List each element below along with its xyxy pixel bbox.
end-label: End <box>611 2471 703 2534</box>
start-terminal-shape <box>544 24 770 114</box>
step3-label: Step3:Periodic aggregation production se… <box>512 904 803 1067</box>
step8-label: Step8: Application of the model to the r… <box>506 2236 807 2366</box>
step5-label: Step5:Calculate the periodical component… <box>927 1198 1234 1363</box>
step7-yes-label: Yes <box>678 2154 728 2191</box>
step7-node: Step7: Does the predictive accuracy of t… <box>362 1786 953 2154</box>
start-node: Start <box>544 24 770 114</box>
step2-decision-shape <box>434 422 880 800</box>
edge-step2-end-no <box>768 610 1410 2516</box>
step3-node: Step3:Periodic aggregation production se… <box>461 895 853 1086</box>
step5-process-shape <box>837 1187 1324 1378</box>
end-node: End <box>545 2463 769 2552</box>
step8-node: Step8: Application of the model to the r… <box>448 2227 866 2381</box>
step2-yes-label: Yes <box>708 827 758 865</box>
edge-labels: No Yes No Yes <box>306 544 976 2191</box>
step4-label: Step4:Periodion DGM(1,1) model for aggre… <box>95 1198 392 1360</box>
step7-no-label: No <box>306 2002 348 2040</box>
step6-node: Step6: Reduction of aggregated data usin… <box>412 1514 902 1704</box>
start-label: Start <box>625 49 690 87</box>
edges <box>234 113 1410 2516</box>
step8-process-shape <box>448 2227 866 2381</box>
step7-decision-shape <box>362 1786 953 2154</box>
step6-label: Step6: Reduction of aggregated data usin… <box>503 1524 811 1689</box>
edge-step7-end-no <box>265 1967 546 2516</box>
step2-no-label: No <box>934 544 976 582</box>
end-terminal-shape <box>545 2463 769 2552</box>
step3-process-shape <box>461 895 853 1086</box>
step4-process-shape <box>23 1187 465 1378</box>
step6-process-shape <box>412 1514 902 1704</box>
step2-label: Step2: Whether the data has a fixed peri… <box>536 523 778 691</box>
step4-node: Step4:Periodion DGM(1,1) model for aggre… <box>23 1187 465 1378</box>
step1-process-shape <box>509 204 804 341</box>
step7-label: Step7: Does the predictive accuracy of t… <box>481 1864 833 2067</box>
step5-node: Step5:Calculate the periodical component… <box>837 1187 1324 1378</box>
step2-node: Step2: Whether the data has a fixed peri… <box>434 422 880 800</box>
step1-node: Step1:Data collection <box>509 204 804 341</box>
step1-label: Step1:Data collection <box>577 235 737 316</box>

> **EXERCISE OBJECTIVE**
Rewrite the lines above with every "decision-shape" renamed to "diamond-shape", leaving everything else untouched.

> **IN RESPONSE**
List each element below along with its xyxy pixel bbox.
end-label: End <box>611 2471 703 2534</box>
start-terminal-shape <box>544 24 770 114</box>
step3-label: Step3:Periodic aggregation production se… <box>512 904 803 1067</box>
step8-label: Step8: Application of the model to the r… <box>506 2236 807 2366</box>
step5-label: Step5:Calculate the periodical component… <box>927 1198 1234 1363</box>
step7-yes-label: Yes <box>678 2154 728 2191</box>
step7-node: Step7: Does the predictive accuracy of t… <box>362 1786 953 2154</box>
start-node: Start <box>544 24 770 114</box>
step2-diamond-shape <box>434 422 880 800</box>
edge-step2-end-no <box>768 610 1410 2516</box>
step3-node: Step3:Periodic aggregation production se… <box>461 895 853 1086</box>
step5-process-shape <box>837 1187 1324 1378</box>
end-node: End <box>545 2463 769 2552</box>
step8-node: Step8: Application of the model to the r… <box>448 2227 866 2381</box>
step2-yes-label: Yes <box>708 827 758 865</box>
edge-labels: No Yes No Yes <box>306 544 976 2191</box>
step4-label: Step4:Periodion DGM(1,1) model for aggre… <box>95 1198 392 1360</box>
step7-no-label: No <box>306 2002 348 2040</box>
step6-node: Step6: Reduction of aggregated data usin… <box>412 1514 902 1704</box>
start-label: Start <box>625 49 690 87</box>
edges <box>234 113 1410 2516</box>
step8-process-shape <box>448 2227 866 2381</box>
step7-diamond-shape <box>362 1786 953 2154</box>
step6-label: Step6: Reduction of aggregated data usin… <box>503 1524 811 1689</box>
edge-step7-end-no <box>265 1967 546 2516</box>
step2-no-label: No <box>934 544 976 582</box>
end-terminal-shape <box>545 2463 769 2552</box>
step3-process-shape <box>461 895 853 1086</box>
step4-process-shape <box>23 1187 465 1378</box>
step6-process-shape <box>412 1514 902 1704</box>
step2-label: Step2: Whether the data has a fixed peri… <box>536 523 778 691</box>
step4-node: Step4:Periodion DGM(1,1) model for aggre… <box>23 1187 465 1378</box>
step1-process-shape <box>509 204 804 341</box>
step7-label: Step7: Does the predictive accuracy of t… <box>481 1864 833 2067</box>
step5-node: Step5:Calculate the periodical component… <box>837 1187 1324 1378</box>
step2-node: Step2: Whether the data has a fixed peri… <box>434 422 880 800</box>
step1-node: Step1:Data collection <box>509 204 804 341</box>
step1-label: Step1:Data collection <box>577 235 737 316</box>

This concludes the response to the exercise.